• [Available data]:
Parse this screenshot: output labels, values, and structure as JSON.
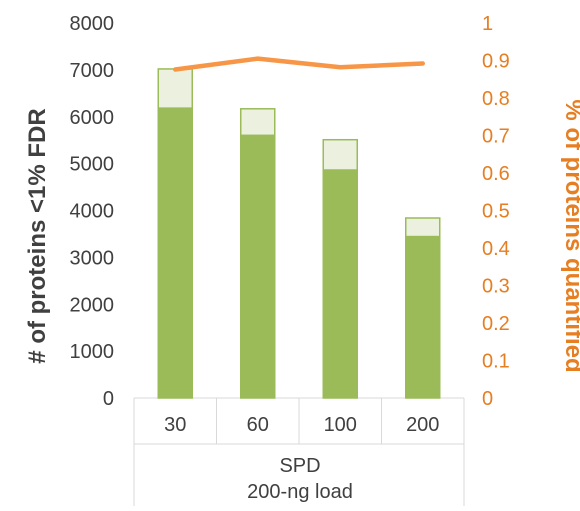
{
  "chart_data": {
    "type": "bar",
    "categories": [
      "30",
      "60",
      "100",
      "200"
    ],
    "series": [
      {
        "values": [
          6200,
          5620,
          4880,
          3460
        ],
        "color": "#9bbb59"
      },
      {
        "values": [
          7020,
          6170,
          5510,
          3840
        ],
        "color": "#ebf1de"
      },
      {
        "values": [
          0.876,
          0.905,
          0.882,
          0.892
        ],
        "color": "#f79646",
        "type": "line",
        "axis": "right"
      }
    ],
    "xlabel": [
      "SPD",
      "200-ng load"
    ],
    "ylabel": "# of proteins <1% FDR",
    "ylabel_right": "% of proteins quantified",
    "ylim": [
      0,
      8000
    ],
    "ylim_right": [
      0,
      1
    ],
    "yticks": [
      "0",
      "1000",
      "2000",
      "3000",
      "4000",
      "5000",
      "6000",
      "7000",
      "8000"
    ],
    "yticks_right": [
      "0",
      "0.1",
      "0.2",
      "0.3",
      "0.4",
      "0.5",
      "0.6",
      "0.7",
      "0.8",
      "0.9",
      "1"
    ],
    "grid": false,
    "legend": "none"
  }
}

• [What you should do]: When copying, output the data exactly and leave out the pictures.

• [Task output]:
Parse this screenshot: output labels, values, and structure as JSON.
{
  "chart_data": {
    "type": "bar",
    "categories": [
      "30",
      "60",
      "100",
      "200"
    ],
    "series": [
      {
        "values": [
          6200,
          5620,
          4880,
          3460
        ],
        "color": "#9bbb59"
      },
      {
        "values": [
          7020,
          6170,
          5510,
          3840
        ],
        "color": "#ebf1de"
      },
      {
        "values": [
          0.876,
          0.905,
          0.882,
          0.892
        ],
        "color": "#f79646",
        "type": "line",
        "axis": "right"
      }
    ],
    "xlabel": [
      "SPD",
      "200-ng load"
    ],
    "ylabel": "# of proteins <1% FDR",
    "ylabel_right": "% of proteins quantified",
    "ylim": [
      0,
      8000
    ],
    "ylim_right": [
      0,
      1
    ],
    "yticks": [
      "0",
      "1000",
      "2000",
      "3000",
      "4000",
      "5000",
      "6000",
      "7000",
      "8000"
    ],
    "yticks_right": [
      "0",
      "0.1",
      "0.2",
      "0.3",
      "0.4",
      "0.5",
      "0.6",
      "0.7",
      "0.8",
      "0.9",
      "1"
    ],
    "grid": false,
    "legend": "none"
  }
}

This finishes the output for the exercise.